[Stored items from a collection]

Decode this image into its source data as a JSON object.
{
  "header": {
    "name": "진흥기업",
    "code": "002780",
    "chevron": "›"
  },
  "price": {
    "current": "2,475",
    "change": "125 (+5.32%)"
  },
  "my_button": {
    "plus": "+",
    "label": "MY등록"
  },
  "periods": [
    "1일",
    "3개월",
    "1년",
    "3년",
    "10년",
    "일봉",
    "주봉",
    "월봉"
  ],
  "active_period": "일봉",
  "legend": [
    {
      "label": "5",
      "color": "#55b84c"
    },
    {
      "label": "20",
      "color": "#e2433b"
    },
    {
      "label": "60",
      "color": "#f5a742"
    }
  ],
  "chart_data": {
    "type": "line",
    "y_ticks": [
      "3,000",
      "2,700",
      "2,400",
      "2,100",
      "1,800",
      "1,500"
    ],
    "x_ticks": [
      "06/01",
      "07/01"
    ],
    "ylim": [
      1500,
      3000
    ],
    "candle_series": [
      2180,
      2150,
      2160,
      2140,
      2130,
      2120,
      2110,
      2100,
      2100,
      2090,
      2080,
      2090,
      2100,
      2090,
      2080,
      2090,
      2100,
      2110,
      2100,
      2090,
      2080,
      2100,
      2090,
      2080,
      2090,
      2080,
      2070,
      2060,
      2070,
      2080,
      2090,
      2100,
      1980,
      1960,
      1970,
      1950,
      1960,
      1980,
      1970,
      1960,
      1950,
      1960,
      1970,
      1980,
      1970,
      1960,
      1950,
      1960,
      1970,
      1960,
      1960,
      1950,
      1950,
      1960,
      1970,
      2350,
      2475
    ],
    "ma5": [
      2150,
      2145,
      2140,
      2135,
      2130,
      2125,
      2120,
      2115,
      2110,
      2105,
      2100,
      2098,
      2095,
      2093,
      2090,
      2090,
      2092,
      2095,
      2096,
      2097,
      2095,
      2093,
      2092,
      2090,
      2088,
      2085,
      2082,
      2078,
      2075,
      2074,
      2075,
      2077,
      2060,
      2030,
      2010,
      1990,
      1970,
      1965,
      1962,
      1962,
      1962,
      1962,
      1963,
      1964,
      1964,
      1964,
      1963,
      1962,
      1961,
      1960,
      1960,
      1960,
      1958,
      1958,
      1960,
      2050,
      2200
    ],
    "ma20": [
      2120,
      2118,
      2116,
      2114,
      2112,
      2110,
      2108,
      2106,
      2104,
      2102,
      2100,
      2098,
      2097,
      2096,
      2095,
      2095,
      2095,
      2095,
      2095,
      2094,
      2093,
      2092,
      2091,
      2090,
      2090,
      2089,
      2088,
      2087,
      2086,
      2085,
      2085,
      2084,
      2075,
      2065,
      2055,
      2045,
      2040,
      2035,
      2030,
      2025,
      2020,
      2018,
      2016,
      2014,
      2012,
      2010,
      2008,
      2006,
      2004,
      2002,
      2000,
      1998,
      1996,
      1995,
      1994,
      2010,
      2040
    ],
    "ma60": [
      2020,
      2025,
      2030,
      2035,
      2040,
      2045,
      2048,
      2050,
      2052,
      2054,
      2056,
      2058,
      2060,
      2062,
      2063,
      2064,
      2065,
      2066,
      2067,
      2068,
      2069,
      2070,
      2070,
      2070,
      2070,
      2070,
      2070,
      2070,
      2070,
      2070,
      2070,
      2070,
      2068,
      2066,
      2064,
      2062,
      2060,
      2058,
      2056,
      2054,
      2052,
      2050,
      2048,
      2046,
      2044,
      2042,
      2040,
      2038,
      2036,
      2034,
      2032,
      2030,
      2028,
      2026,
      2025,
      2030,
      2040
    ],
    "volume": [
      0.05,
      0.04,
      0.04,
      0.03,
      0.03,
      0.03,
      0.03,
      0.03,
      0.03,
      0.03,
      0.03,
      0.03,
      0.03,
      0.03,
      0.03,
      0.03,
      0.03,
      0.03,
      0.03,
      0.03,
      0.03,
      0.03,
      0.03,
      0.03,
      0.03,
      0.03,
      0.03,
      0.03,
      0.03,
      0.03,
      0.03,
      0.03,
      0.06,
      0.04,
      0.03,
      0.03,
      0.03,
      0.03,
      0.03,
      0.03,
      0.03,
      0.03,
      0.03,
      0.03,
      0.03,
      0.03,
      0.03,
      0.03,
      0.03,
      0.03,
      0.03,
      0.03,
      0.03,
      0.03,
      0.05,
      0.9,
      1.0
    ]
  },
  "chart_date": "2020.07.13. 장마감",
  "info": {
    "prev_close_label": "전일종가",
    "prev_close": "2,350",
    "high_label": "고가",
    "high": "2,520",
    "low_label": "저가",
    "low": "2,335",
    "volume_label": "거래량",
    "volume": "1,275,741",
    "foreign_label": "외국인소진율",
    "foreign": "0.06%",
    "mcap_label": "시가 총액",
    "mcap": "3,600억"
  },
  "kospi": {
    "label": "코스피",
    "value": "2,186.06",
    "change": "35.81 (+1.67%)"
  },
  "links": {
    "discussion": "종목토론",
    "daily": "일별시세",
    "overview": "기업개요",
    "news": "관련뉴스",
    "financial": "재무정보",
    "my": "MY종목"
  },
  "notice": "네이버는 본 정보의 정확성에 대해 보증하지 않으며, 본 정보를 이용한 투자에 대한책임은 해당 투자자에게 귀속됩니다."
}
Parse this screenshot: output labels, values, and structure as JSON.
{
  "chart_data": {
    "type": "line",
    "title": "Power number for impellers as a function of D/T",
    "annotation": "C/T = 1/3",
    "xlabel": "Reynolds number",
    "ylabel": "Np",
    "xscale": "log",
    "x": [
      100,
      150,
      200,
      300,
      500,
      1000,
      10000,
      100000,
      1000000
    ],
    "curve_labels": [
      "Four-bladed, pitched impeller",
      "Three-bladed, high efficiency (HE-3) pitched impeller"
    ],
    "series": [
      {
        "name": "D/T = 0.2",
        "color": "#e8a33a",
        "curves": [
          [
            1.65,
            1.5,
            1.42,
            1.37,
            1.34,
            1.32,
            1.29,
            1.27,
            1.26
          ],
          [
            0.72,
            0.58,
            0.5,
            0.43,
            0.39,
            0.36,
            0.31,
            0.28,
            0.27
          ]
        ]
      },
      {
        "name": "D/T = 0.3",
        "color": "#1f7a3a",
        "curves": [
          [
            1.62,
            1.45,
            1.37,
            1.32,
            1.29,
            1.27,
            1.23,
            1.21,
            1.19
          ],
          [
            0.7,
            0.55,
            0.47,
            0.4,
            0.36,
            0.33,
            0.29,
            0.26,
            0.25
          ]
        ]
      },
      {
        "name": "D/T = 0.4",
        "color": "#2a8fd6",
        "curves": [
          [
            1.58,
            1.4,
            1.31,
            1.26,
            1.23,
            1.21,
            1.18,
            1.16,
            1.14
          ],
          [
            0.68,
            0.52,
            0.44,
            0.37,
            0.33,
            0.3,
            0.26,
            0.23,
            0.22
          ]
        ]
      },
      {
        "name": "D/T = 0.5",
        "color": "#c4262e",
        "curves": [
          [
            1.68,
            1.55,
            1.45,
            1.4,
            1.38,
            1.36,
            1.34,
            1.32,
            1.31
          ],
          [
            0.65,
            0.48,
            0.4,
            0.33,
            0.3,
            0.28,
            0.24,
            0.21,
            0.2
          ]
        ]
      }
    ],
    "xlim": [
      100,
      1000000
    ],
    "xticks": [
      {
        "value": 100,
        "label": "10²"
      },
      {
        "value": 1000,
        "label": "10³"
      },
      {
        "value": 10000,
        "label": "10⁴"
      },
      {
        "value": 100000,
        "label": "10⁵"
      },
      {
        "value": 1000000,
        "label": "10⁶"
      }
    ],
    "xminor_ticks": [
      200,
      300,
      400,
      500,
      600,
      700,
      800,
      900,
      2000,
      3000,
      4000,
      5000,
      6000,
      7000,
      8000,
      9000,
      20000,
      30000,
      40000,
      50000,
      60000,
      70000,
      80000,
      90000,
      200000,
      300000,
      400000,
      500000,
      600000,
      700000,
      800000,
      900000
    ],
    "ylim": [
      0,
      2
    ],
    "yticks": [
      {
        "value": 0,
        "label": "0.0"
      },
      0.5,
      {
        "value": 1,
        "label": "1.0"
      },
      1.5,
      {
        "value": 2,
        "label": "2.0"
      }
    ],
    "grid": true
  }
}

**WRITTEN EXERCISE:**
Gather every line from the listing above in which "color" appears, and copy those lines.

**TASK ANSWER:**
      "color": "#55b84c"
      "color": "#e2433b"
      "color": "#f5a742"
        "color": "#e8a33a",
        "color": "#1f7a3a",
        "color": "#2a8fd6",
        "color": "#c4262e",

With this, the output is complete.